- ENTRIES SUPPLIED -
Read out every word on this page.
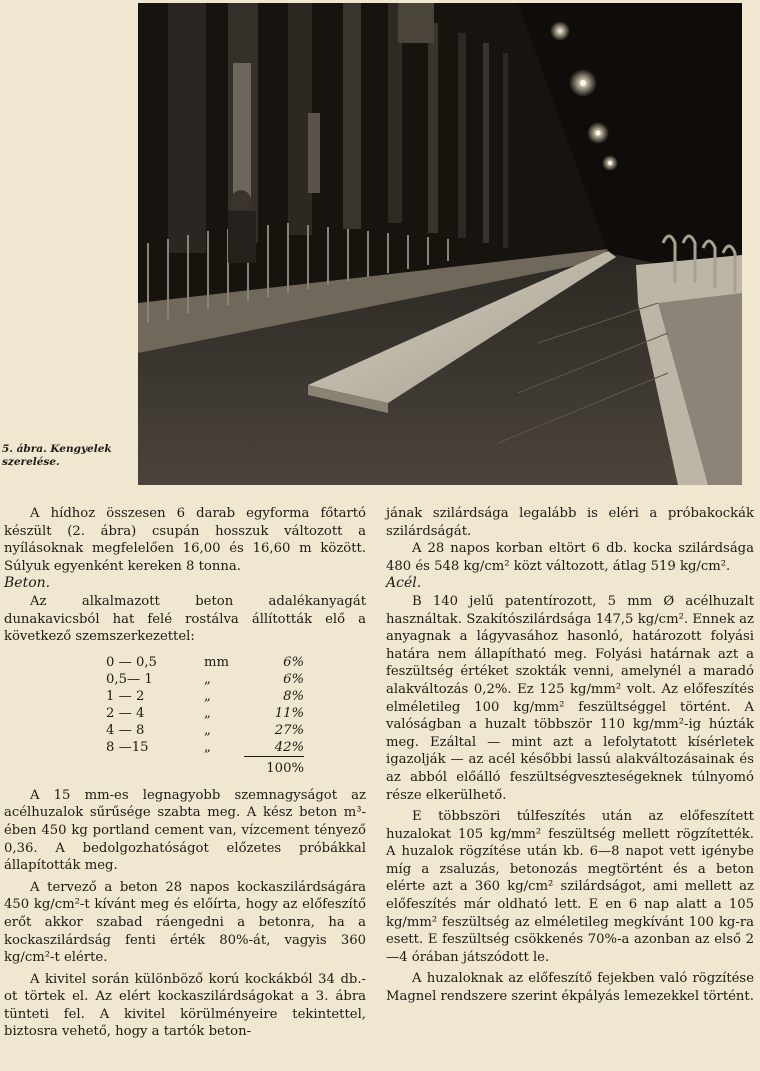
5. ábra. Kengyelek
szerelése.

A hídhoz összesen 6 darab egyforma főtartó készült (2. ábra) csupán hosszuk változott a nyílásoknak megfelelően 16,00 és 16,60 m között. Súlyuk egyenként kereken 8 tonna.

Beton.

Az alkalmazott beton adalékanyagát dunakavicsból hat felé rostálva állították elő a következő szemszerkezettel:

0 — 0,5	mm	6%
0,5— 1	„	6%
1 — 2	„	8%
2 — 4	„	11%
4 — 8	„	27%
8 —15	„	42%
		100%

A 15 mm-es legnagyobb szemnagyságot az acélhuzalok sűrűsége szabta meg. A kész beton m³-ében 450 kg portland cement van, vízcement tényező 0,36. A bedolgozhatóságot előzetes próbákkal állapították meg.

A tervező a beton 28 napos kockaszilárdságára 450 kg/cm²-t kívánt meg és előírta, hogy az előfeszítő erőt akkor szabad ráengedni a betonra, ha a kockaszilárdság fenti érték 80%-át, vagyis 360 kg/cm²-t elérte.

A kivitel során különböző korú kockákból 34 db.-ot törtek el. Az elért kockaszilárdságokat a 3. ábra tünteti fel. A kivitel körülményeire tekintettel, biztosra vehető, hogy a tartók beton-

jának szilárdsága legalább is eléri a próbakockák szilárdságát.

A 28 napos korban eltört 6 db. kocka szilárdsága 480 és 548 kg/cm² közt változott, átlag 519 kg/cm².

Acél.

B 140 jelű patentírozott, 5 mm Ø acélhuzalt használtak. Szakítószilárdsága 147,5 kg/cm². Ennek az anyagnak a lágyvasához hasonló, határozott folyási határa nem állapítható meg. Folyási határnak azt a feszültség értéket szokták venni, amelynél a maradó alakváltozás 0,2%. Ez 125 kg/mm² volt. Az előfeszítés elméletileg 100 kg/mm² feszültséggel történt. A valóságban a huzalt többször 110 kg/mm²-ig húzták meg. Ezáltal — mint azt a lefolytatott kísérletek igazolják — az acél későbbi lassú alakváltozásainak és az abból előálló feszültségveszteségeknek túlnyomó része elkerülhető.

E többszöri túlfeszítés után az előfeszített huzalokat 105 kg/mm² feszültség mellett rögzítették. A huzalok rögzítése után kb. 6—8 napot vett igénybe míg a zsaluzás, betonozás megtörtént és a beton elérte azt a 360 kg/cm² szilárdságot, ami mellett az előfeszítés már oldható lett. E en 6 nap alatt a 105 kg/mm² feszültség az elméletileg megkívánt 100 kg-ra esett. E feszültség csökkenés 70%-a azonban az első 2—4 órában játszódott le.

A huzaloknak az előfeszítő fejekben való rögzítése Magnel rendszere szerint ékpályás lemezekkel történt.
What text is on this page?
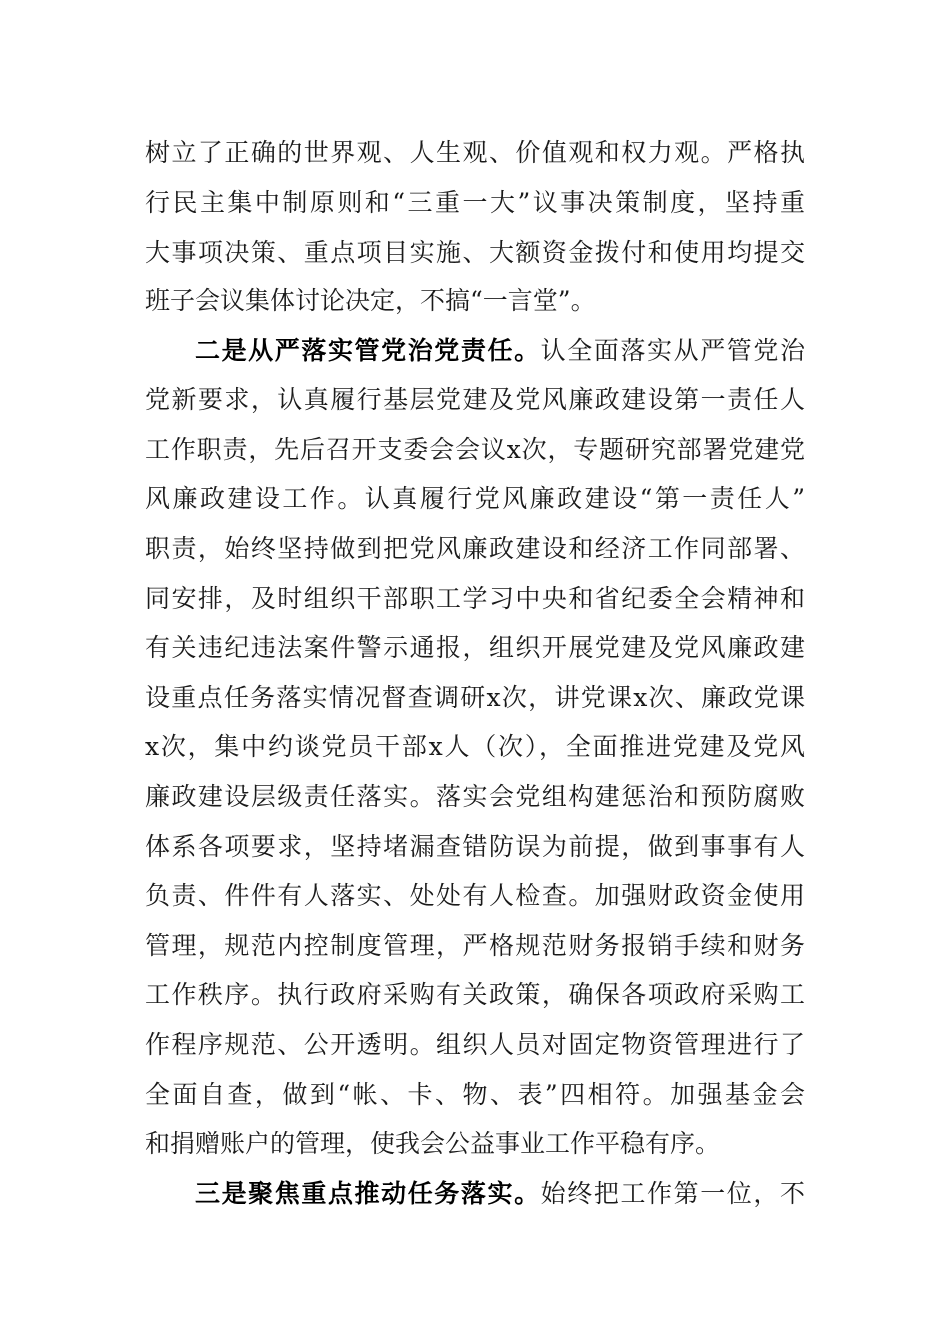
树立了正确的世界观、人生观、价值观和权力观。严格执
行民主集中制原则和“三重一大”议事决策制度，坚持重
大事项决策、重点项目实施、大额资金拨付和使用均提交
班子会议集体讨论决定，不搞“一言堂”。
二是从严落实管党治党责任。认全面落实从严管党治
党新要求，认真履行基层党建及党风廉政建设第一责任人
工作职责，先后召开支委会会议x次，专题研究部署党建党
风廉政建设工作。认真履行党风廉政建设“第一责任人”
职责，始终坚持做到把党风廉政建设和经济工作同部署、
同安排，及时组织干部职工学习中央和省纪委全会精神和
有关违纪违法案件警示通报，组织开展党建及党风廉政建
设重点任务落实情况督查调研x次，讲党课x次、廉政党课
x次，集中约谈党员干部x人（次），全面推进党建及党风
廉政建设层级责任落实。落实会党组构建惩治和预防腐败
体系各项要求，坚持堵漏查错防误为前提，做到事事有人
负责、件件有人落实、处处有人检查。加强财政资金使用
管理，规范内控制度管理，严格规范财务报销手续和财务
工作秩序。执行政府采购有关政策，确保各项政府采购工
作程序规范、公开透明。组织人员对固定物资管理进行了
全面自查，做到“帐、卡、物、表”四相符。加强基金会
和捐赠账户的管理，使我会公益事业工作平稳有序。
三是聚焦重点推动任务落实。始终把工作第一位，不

- TASK PROMPT -
Starting at the line that holds "What text is on this page?", copy each line exactly through the end of the listing, both ends included. Leave the pictures out.

- FULL ANSWER -
What text is on this page?
树立了正确的世界观、人生观、价值观和权力观。严格执
行民主集中制原则和“三重一大”议事决策制度，坚持重
大事项决策、重点项目实施、大额资金拨付和使用均提交
班子会议集体讨论决定，不搞“一言堂”。
二是从严落实管党治党责任。认全面落实从严管党治
党新要求，认真履行基层党建及党风廉政建设第一责任人
工作职责，先后召开支委会会议x次，专题研究部署党建党
风廉政建设工作。认真履行党风廉政建设“第一责任人”
职责，始终坚持做到把党风廉政建设和经济工作同部署、
同安排，及时组织干部职工学习中央和省纪委全会精神和
有关违纪违法案件警示通报，组织开展党建及党风廉政建
设重点任务落实情况督查调研x次，讲党课x次、廉政党课
x次，集中约谈党员干部x人（次），全面推进党建及党风
廉政建设层级责任落实。落实会党组构建惩治和预防腐败
体系各项要求，坚持堵漏查错防误为前提，做到事事有人
负责、件件有人落实、处处有人检查。加强财政资金使用
管理，规范内控制度管理，严格规范财务报销手续和财务
工作秩序。执行政府采购有关政策，确保各项政府采购工
作程序规范、公开透明。组织人员对固定物资管理进行了
全面自查，做到“帐、卡、物、表”四相符。加强基金会
和捐赠账户的管理，使我会公益事业工作平稳有序。
三是聚焦重点推动任务落实。始终把工作第一位，不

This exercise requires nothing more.